**Description of the task**.
Copy all lines that contain the word "marketing".

[Records from a data source]
** Start **

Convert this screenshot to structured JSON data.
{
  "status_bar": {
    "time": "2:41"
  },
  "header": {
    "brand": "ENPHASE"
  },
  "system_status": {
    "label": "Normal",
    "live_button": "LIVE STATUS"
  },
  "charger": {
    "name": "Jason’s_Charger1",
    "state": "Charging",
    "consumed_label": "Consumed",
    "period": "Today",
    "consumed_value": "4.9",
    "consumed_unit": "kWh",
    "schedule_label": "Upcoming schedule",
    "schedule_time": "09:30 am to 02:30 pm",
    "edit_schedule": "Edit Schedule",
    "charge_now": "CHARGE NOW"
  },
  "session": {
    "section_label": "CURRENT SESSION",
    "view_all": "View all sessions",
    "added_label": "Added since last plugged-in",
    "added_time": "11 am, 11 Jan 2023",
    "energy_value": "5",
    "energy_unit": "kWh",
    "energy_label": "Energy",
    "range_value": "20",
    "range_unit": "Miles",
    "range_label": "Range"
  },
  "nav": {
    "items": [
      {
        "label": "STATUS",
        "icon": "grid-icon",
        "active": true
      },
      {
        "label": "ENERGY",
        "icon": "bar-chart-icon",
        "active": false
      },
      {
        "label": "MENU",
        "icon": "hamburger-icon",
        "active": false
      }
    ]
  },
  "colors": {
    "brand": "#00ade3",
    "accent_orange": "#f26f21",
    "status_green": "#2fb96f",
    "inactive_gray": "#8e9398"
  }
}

** End **
** Start **

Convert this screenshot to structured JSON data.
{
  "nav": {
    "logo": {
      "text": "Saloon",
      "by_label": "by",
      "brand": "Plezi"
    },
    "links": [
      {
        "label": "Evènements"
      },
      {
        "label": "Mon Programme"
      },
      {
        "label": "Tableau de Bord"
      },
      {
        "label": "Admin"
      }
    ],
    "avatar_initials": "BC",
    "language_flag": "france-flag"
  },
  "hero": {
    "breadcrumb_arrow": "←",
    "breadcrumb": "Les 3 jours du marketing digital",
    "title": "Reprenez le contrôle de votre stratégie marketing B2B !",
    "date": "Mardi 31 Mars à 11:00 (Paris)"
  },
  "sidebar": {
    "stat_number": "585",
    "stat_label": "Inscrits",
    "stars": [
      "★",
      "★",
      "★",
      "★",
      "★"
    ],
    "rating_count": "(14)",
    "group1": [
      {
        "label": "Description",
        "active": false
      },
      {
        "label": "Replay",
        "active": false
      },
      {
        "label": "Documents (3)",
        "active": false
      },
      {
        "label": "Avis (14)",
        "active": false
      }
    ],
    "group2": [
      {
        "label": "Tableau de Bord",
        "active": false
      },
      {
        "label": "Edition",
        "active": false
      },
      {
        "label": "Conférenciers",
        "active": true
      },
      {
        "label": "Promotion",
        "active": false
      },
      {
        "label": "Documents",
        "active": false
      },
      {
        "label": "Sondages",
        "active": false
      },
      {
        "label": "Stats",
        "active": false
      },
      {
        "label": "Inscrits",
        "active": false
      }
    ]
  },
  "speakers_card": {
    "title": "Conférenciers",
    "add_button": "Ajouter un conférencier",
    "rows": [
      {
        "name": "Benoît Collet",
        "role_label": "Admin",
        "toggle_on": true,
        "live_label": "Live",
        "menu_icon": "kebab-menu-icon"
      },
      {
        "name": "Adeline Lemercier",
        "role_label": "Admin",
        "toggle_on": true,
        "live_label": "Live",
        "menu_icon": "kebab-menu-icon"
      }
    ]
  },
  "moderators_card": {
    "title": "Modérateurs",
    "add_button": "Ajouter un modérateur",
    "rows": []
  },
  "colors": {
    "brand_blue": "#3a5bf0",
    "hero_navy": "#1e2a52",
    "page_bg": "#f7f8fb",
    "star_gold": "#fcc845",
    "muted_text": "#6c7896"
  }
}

** End **

**Result for this task**.
    "breadcrumb": "Les 3 jours du marketing digital",
    "title": "Reprenez le contrôle de votre stratégie marketing B2B !",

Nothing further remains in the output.